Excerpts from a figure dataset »
——
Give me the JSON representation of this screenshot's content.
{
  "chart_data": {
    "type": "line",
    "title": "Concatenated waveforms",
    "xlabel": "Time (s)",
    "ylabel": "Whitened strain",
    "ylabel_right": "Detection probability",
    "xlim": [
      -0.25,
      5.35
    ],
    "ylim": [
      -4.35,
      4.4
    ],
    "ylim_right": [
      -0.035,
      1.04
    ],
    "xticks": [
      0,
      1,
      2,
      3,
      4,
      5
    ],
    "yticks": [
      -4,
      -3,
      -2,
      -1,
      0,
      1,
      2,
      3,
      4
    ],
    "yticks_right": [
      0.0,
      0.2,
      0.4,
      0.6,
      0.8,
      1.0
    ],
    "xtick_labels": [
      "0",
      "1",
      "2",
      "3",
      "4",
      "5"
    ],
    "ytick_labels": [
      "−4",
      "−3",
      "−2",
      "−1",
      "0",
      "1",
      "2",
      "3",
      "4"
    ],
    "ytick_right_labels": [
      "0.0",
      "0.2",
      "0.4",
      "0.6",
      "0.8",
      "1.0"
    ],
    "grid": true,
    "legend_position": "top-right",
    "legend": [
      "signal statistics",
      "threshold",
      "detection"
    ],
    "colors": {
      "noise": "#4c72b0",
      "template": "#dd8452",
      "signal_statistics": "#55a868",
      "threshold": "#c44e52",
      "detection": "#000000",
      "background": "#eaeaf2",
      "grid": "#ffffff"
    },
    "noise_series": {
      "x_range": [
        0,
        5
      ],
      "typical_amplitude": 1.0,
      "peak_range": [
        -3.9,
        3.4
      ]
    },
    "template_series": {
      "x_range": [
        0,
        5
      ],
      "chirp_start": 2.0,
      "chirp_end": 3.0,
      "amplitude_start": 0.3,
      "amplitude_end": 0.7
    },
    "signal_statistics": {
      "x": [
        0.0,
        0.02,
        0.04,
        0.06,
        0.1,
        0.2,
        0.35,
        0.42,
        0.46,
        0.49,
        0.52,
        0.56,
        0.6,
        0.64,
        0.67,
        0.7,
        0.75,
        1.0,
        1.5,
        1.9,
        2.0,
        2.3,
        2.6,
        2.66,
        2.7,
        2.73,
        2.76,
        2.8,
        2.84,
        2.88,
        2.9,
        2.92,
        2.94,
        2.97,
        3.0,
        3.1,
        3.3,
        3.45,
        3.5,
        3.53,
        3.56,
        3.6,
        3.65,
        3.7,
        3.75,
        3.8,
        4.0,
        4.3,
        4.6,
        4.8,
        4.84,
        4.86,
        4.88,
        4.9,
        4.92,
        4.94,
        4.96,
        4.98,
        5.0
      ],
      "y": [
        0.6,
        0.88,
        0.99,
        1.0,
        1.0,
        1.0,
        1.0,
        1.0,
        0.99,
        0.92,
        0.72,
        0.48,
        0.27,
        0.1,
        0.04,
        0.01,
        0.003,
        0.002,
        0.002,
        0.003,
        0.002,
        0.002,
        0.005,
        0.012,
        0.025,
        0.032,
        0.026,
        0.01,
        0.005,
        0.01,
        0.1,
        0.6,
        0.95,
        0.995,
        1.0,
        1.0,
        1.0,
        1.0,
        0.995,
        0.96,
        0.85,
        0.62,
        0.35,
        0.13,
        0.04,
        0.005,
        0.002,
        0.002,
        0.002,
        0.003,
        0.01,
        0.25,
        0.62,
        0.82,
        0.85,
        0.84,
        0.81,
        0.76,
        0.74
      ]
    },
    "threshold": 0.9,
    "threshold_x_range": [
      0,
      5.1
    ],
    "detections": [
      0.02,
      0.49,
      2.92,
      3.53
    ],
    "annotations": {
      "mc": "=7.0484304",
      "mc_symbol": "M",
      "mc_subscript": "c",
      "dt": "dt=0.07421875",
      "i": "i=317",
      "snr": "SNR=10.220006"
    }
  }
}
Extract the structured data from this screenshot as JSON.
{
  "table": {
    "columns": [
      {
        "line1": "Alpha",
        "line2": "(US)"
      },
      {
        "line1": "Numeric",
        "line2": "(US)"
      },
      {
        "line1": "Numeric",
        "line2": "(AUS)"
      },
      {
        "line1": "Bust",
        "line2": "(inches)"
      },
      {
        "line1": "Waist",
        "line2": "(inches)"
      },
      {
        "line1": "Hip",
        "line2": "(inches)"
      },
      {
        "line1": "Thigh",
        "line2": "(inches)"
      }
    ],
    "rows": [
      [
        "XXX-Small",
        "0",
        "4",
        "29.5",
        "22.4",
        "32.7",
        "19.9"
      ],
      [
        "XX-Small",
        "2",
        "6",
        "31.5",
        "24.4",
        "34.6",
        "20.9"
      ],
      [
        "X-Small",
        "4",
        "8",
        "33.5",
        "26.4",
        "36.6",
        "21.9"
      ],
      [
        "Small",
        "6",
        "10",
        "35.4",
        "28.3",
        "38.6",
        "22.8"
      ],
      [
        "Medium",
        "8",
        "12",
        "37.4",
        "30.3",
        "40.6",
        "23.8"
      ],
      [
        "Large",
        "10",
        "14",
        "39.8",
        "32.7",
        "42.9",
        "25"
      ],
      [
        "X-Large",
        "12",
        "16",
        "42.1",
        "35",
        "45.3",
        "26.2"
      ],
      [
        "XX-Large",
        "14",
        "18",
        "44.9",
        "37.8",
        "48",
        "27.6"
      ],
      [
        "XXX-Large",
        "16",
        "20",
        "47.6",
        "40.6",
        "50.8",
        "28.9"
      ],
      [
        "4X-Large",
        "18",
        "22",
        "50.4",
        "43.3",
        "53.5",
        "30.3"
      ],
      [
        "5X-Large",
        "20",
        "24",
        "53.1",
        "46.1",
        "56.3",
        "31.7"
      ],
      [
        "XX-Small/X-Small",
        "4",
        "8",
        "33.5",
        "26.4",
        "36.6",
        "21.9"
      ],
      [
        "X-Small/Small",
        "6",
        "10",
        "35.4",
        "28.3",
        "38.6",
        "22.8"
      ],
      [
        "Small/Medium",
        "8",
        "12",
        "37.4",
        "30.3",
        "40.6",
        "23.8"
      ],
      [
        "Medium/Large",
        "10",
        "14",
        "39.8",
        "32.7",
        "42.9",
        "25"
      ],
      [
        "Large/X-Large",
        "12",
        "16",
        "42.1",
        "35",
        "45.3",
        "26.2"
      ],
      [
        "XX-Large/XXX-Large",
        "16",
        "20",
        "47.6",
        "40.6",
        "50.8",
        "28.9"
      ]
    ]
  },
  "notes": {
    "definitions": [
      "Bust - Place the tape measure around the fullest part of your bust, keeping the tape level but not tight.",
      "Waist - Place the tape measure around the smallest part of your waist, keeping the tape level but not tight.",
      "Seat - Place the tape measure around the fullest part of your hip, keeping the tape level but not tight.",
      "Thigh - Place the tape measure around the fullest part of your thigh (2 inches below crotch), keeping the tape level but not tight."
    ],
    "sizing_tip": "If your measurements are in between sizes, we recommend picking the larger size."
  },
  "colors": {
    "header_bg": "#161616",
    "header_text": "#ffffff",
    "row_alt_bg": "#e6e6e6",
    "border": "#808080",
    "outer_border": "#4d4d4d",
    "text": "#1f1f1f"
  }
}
——
THE REQUEST »
Give back all the records exactly as they stand.

ANSWER TO THE EXERCISE »
Give me the JSON representation of this screenshot's content.
{
  "chart_data": {
    "type": "line",
    "title": "Concatenated waveforms",
    "xlabel": "Time (s)",
    "ylabel": "Whitened strain",
    "ylabel_right": "Detection probability",
    "xlim": [
      -0.25,
      5.35
    ],
    "ylim": [
      -4.35,
      4.4
    ],
    "ylim_right": [
      -0.035,
      1.04
    ],
    "xticks": [
      0,
      1,
      2,
      3,
      4,
      5
    ],
    "yticks": [
      -4,
      -3,
      -2,
      -1,
      0,
      1,
      2,
      3,
      4
    ],
    "yticks_right": [
      0.0,
      0.2,
      0.4,
      0.6,
      0.8,
      1.0
    ],
    "xtick_labels": [
      "0",
      "1",
      "2",
      "3",
      "4",
      "5"
    ],
    "ytick_labels": [
      "−4",
      "−3",
      "−2",
      "−1",
      "0",
      "1",
      "2",
      "3",
      "4"
    ],
    "ytick_right_labels": [
      "0.0",
      "0.2",
      "0.4",
      "0.6",
      "0.8",
      "1.0"
    ],
    "grid": true,
    "legend_position": "top-right",
    "legend": [
      "signal statistics",
      "threshold",
      "detection"
    ],
    "colors": {
      "noise": "#4c72b0",
      "template": "#dd8452",
      "signal_statistics": "#55a868",
      "threshold": "#c44e52",
      "detection": "#000000",
      "background": "#eaeaf2",
      "grid": "#ffffff"
    },
    "noise_series": {
      "x_range": [
        0,
        5
      ],
      "typical_amplitude": 1.0,
      "peak_range": [
        -3.9,
        3.4
      ]
    },
    "template_series": {
      "x_range": [
        0,
        5
      ],
      "chirp_start": 2.0,
      "chirp_end": 3.0,
      "amplitude_start": 0.3,
      "amplitude_end": 0.7
    },
    "signal_statistics": {
      "x": [
        0.0,
        0.02,
        0.04,
        0.06,
        0.1,
        0.2,
        0.35,
        0.42,
        0.46,
        0.49,
        0.52,
        0.56,
        0.6,
        0.64,
        0.67,
        0.7,
        0.75,
        1.0,
        1.5,
        1.9,
        2.0,
        2.3,
        2.6,
        2.66,
        2.7,
        2.73,
        2.76,
        2.8,
        2.84,
        2.88,
        2.9,
        2.92,
        2.94,
        2.97,
        3.0,
        3.1,
        3.3,
        3.45,
        3.5,
        3.53,
        3.56,
        3.6,
        3.65,
        3.7,
        3.75,
        3.8,
        4.0,
        4.3,
        4.6,
        4.8,
        4.84,
        4.86,
        4.88,
        4.9,
        4.92,
        4.94,
        4.96,
        4.98,
        5.0
      ],
      "y": [
        0.6,
        0.88,
        0.99,
        1.0,
        1.0,
        1.0,
        1.0,
        1.0,
        0.99,
        0.92,
        0.72,
        0.48,
        0.27,
        0.1,
        0.04,
        0.01,
        0.003,
        0.002,
        0.002,
        0.003,
        0.002,
        0.002,
        0.005,
        0.012,
        0.025,
        0.032,
        0.026,
        0.01,
        0.005,
        0.01,
        0.1,
        0.6,
        0.95,
        0.995,
        1.0,
        1.0,
        1.0,
        1.0,
        0.995,
        0.96,
        0.85,
        0.62,
        0.35,
        0.13,
        0.04,
        0.005,
        0.002,
        0.002,
        0.002,
        0.003,
        0.01,
        0.25,
        0.62,
        0.82,
        0.85,
        0.84,
        0.81,
        0.76,
        0.74
      ]
    },
    "threshold": 0.9,
    "threshold_x_range": [
      0,
      5.1
    ],
    "detections": [
      0.02,
      0.49,
      2.92,
      3.53
    ],
    "annotations": {
      "mc": "=7.0484304",
      "mc_symbol": "M",
      "mc_subscript": "c",
      "dt": "dt=0.07421875",
      "i": "i=317",
      "snr": "SNR=10.220006"
    }
  }
}
Extract the structured data from this screenshot as JSON.
{
  "table": {
    "columns": [
      {
        "line1": "Alpha",
        "line2": "(US)"
      },
      {
        "line1": "Numeric",
        "line2": "(US)"
      },
      {
        "line1": "Numeric",
        "line2": "(AUS)"
      },
      {
        "line1": "Bust",
        "line2": "(inches)"
      },
      {
        "line1": "Waist",
        "line2": "(inches)"
      },
      {
        "line1": "Hip",
        "line2": "(inches)"
      },
      {
        "line1": "Thigh",
        "line2": "(inches)"
      }
    ],
    "rows": [
      [
        "XXX-Small",
        "0",
        "4",
        "29.5",
        "22.4",
        "32.7",
        "19.9"
      ],
      [
        "XX-Small",
        "2",
        "6",
        "31.5",
        "24.4",
        "34.6",
        "20.9"
      ],
      [
        "X-Small",
        "4",
        "8",
        "33.5",
        "26.4",
        "36.6",
        "21.9"
      ],
      [
        "Small",
        "6",
        "10",
        "35.4",
        "28.3",
        "38.6",
        "22.8"
      ],
      [
        "Medium",
        "8",
        "12",
        "37.4",
        "30.3",
        "40.6",
        "23.8"
      ],
      [
        "Large",
        "10",
        "14",
        "39.8",
        "32.7",
        "42.9",
        "25"
      ],
      [
        "X-Large",
        "12",
        "16",
        "42.1",
        "35",
        "45.3",
        "26.2"
      ],
      [
        "XX-Large",
        "14",
        "18",
        "44.9",
        "37.8",
        "48",
        "27.6"
      ],
      [
        "XXX-Large",
        "16",
        "20",
        "47.6",
        "40.6",
        "50.8",
        "28.9"
      ],
      [
        "4X-Large",
        "18",
        "22",
        "50.4",
        "43.3",
        "53.5",
        "30.3"
      ],
      [
        "5X-Large",
        "20",
        "24",
        "53.1",
        "46.1",
        "56.3",
        "31.7"
      ],
      [
        "XX-Small/X-Small",
        "4",
        "8",
        "33.5",
        "26.4",
        "36.6",
        "21.9"
      ],
      [
        "X-Small/Small",
        "6",
        "10",
        "35.4",
        "28.3",
        "38.6",
        "22.8"
      ],
      [
        "Small/Medium",
        "8",
        "12",
        "37.4",
        "30.3",
        "40.6",
        "23.8"
      ],
      [
        "Medium/Large",
        "10",
        "14",
        "39.8",
        "32.7",
        "42.9",
        "25"
      ],
      [
        "Large/X-Large",
        "12",
        "16",
        "42.1",
        "35",
        "45.3",
        "26.2"
      ],
      [
        "XX-Large/XXX-Large",
        "16",
        "20",
        "47.6",
        "40.6",
        "50.8",
        "28.9"
      ]
    ]
  },
  "notes": {
    "definitions": [
      "Bust - Place the tape measure around the fullest part of your bust, keeping the tape level but not tight.",
      "Waist - Place the tape measure around the smallest part of your waist, keeping the tape level but not tight.",
      "Seat - Place the tape measure around the fullest part of your hip, keeping the tape level but not tight.",
      "Thigh - Place the tape measure around the fullest part of your thigh (2 inches below crotch), keeping the tape level but not tight."
    ],
    "sizing_tip": "If your measurements are in between sizes, we recommend picking the larger size."
  },
  "colors": {
    "header_bg": "#161616",
    "header_text": "#ffffff",
    "row_alt_bg": "#e6e6e6",
    "border": "#808080",
    "outer_border": "#4d4d4d",
    "text": "#1f1f1f"
  }
}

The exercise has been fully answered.